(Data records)
<<<<

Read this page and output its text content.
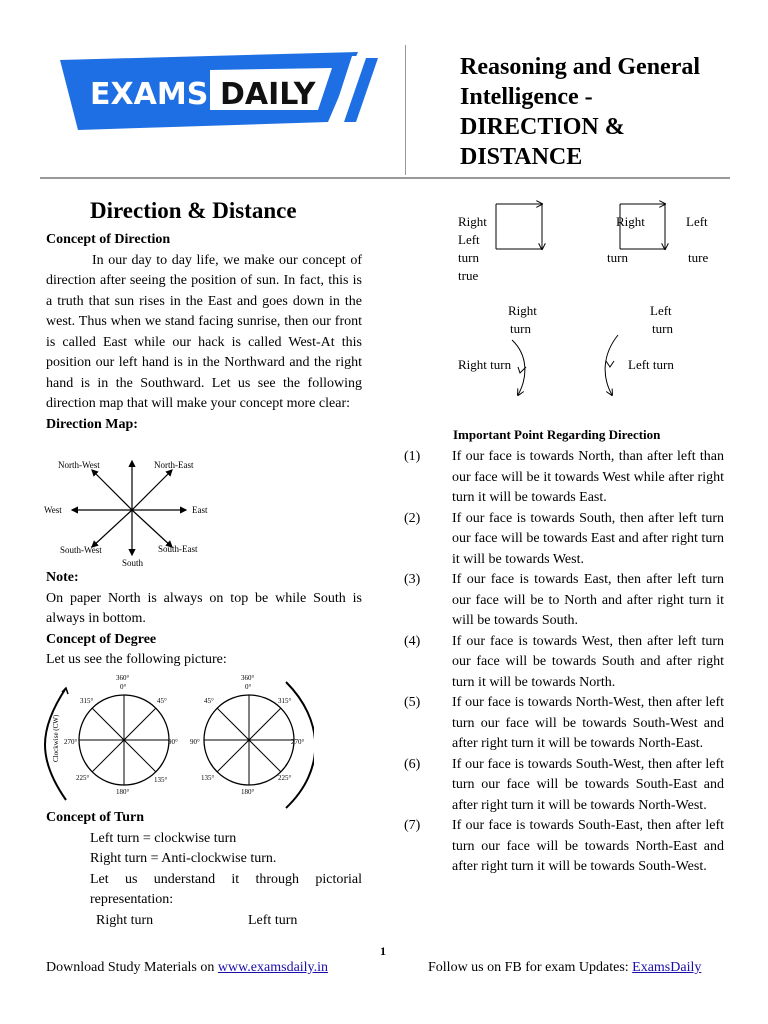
EXAMS DAILY
Reasoning and General
Intelligence -
DIRECTION &
DISTANCE
Direction & Distance
Concept of Direction
In our day to day life, we make our concept of direction after seeing the position of sun. In fact, this is a truth that sun rises in the East and goes down in the west. Thus when we stand facing sunrise, then our front is called East while our hack is called West-At this position our left hand is in the Northward and the right hand is in the Southward. Let us see the following direction map that will make your concept more clear:
Direction Map:
North-West	North-East
West	East
South-West
South
South-East
Note:
On paper North is always on top be while South is always in bottom.
Concept of Degree
Let us see the following picture:
Clockwise (CW)
360°
0°
45°
90°
135°
180°
225°
270°
315°
360°
0°
45°
90°
135°
180°
225°
270°
315°
Concept of Turn
Left turn = clockwise turn
Right turn = Anti-clockwise turn.
Let us understand it through pictorial representation:
Right turn	Left turn
Right
Left
turn
true
Right
turn
Left
ture
Right
turn
Right turn
Left
turn
Left turn
Important Point Regarding Direction
(1)	If our face is towards North, than after left than our face will be it towards West while after right turn it will be towards East.
(2)	If our face is towards South, then after left turn our face will be towards East and after right turn it will be towards West.
(3)	If our face is towards East, then after left turn our face will be to North and after right turn it will be towards South.
(4)	If our face is towards West, then after left turn our face will be towards South and after right turn it will be towards North.
(5)	If our face is towards North-West, then after left turn our face will be towards South-West and after right turn it will be towards North-East.
(6)	If our face is towards South-West, then after left turn our face will be towards South-East and after right turn it will be towards North-West.
(7)	If our face is towards South-East, then after left turn our face will be towards North-East and after right turn it will be towards South-West.
1
Download Study Materials on www.examsdaily.in	Follow us on FB for exam Updates: ExamsDaily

>>>>

Short task: Collect the complete line wherever the string "following" appears in the records.

The solution:
In our day to day life, we make our concept of direction after seeing the position of sun. In fact, this is a truth that sun rises in the East and goes down in the west. Thus when we stand facing sunrise, then our front is called East while our hack is called West-At this position our left hand is in the Northward and the right hand is in the Southward. Let us see the following direction map that will make your concept more clear:
Let us see the following picture:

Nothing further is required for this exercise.